Set task:
Without the pictures, return each record as it appears.

***** Data lines *****

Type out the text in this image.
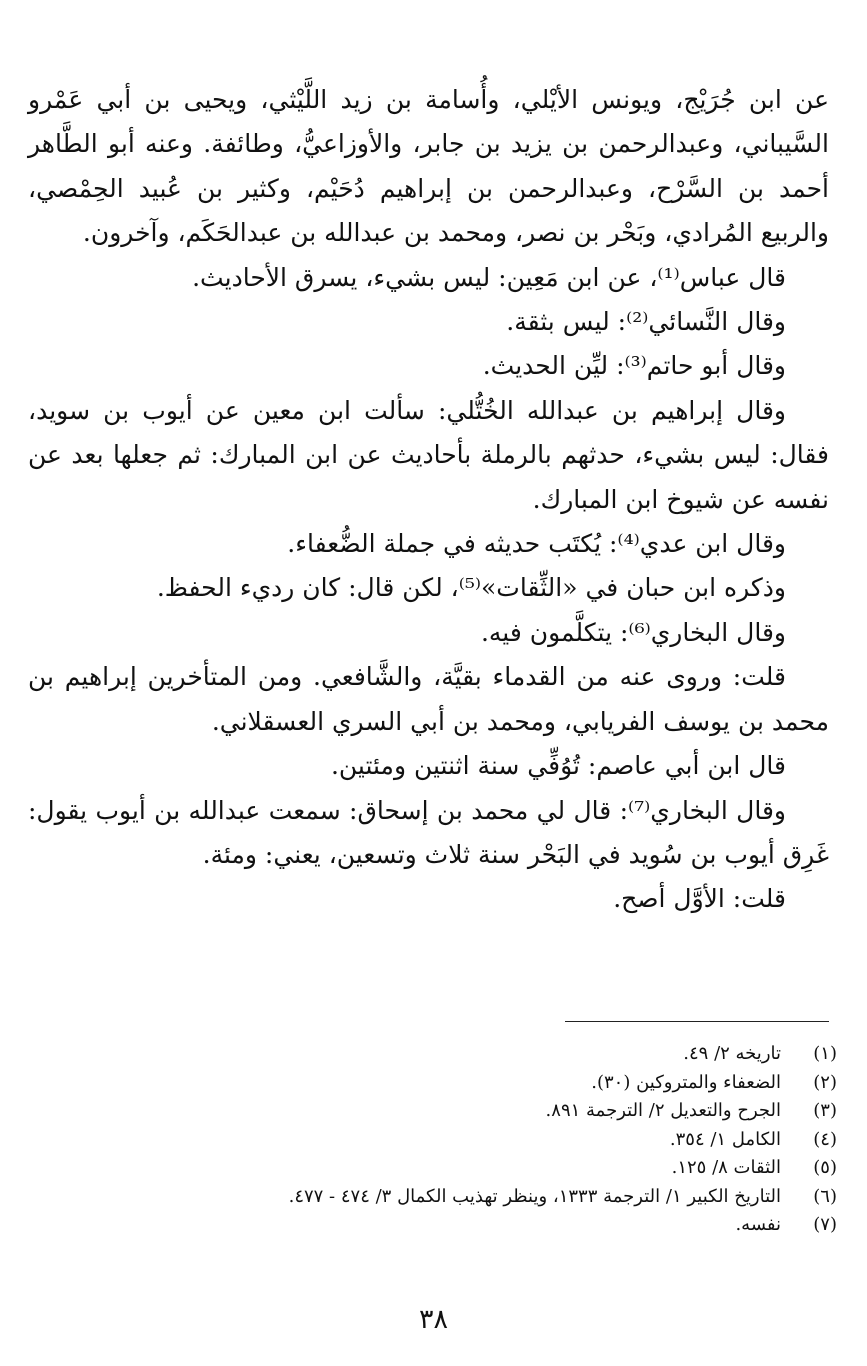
عن ابن جُرَيْج، ويونس الأيْلي، وأُسامة بن زيد اللَّيْثي، ويحيى بن أبي عَمْرو السَّيباني، وعبدالرحمن بن يزيد بن جابر، والأوزاعيُّ، وطائفة. وعنه أبو الطَّاهر أحمد بن السَّرْح، وعبدالرحمن بن إبراهيم دُحَيْم، وكثير بن عُبيد الحِمْصي، والربيع المُرادي، وبَحْر بن نصر، ومحمد بن عبدالله بن عبدالحَكَم، وآخرون.

قال عباس⁽¹⁾، عن ابن مَعِين: ليس بشيء، يسرق الأحاديث.

وقال النَّسائي⁽²⁾: ليس بثقة.

وقال أبو حاتم⁽³⁾: ليِّن الحديث.

وقال إبراهيم بن عبدالله الخُتُّلي: سألت ابن معين عن أيوب بن سويد، فقال: ليس بشيء، حدثهم بالرملة بأحاديث عن ابن المبارك: ثم جعلها بعد عن نفسه عن شيوخ ابن المبارك.

وقال ابن عدي⁽⁴⁾: يُكتَب حديثه في جملة الضُّعفاء.

وذكره ابن حبان في «الثِّقات»⁽⁵⁾، لكن قال: كان رديء الحفظ.

وقال البخاري⁽⁶⁾: يتكلَّمون فيه.

قلت: وروى عنه من القدماء بقيَّة، والشَّافعي. ومن المتأخرين إبراهيم بن محمد بن يوسف الفريابي، ومحمد بن أبي السري العسقلاني.

قال ابن أبي عاصم: تُوُفِّي سنة اثنتين ومئتين.

وقال البخاري⁽⁷⁾: قال لي محمد بن إسحاق: سمعت عبدالله بن أيوب يقول: غَرِق أيوب بن سُويد في البَحْر سنة ثلاث وتسعين، يعني: ومئة.

قلت: الأوَّل أصح.

(١)
تاريخه ٢/ ٤٩.
(٢)
الضعفاء والمتروكين (٣٠).
(٣)
الجرح والتعديل ٢/ الترجمة ٨٩١.
(٤)
الكامل ١/ ٣٥٤.
(٥)
الثقات ٨/ ١٢٥.
(٦)
التاريخ الكبير ١/ الترجمة ١٣٣٣، وينظر تهذيب الكمال ٣/ ٤٧٤ - ٤٧٧.
(٧)
نفسه.
٣٨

*****

Solution to the problem:
Type out the text in this image.
عن ابن جُرَيْج، ويونس الأيْلي، وأُسامة بن زيد اللَّيْثي، ويحيى بن أبي عَمْرو السَّيباني، وعبدالرحمن بن يزيد بن جابر، والأوزاعيُّ، وطائفة. وعنه أبو الطَّاهر أحمد بن السَّرْح، وعبدالرحمن بن إبراهيم دُحَيْم، وكثير بن عُبيد الحِمْصي، والربيع المُرادي، وبَحْر بن نصر، ومحمد بن عبدالله بن عبدالحَكَم، وآخرون.

قال عباس⁽¹⁾، عن ابن مَعِين: ليس بشيء، يسرق الأحاديث.

وقال النَّسائي⁽²⁾: ليس بثقة.

وقال أبو حاتم⁽³⁾: ليِّن الحديث.

وقال إبراهيم بن عبدالله الخُتُّلي: سألت ابن معين عن أيوب بن سويد، فقال: ليس بشيء، حدثهم بالرملة بأحاديث عن ابن المبارك: ثم جعلها بعد عن نفسه عن شيوخ ابن المبارك.

وقال ابن عدي⁽⁴⁾: يُكتَب حديثه في جملة الضُّعفاء.

وذكره ابن حبان في «الثِّقات»⁽⁵⁾، لكن قال: كان رديء الحفظ.

وقال البخاري⁽⁶⁾: يتكلَّمون فيه.

قلت: وروى عنه من القدماء بقيَّة، والشَّافعي. ومن المتأخرين إبراهيم بن محمد بن يوسف الفريابي، ومحمد بن أبي السري العسقلاني.

قال ابن أبي عاصم: تُوُفِّي سنة اثنتين ومئتين.

وقال البخاري⁽⁷⁾: قال لي محمد بن إسحاق: سمعت عبدالله بن أيوب يقول: غَرِق أيوب بن سُويد في البَحْر سنة ثلاث وتسعين، يعني: ومئة.

قلت: الأوَّل أصح.

(١)
تاريخه ٢/ ٤٩.
(٢)
الضعفاء والمتروكين (٣٠).
(٣)
الجرح والتعديل ٢/ الترجمة ٨٩١.
(٤)
الكامل ١/ ٣٥٤.
(٥)
الثقات ٨/ ١٢٥.
(٦)
التاريخ الكبير ١/ الترجمة ١٣٣٣، وينظر تهذيب الكمال ٣/ ٤٧٤ - ٤٧٧.
(٧)
نفسه.
٣٨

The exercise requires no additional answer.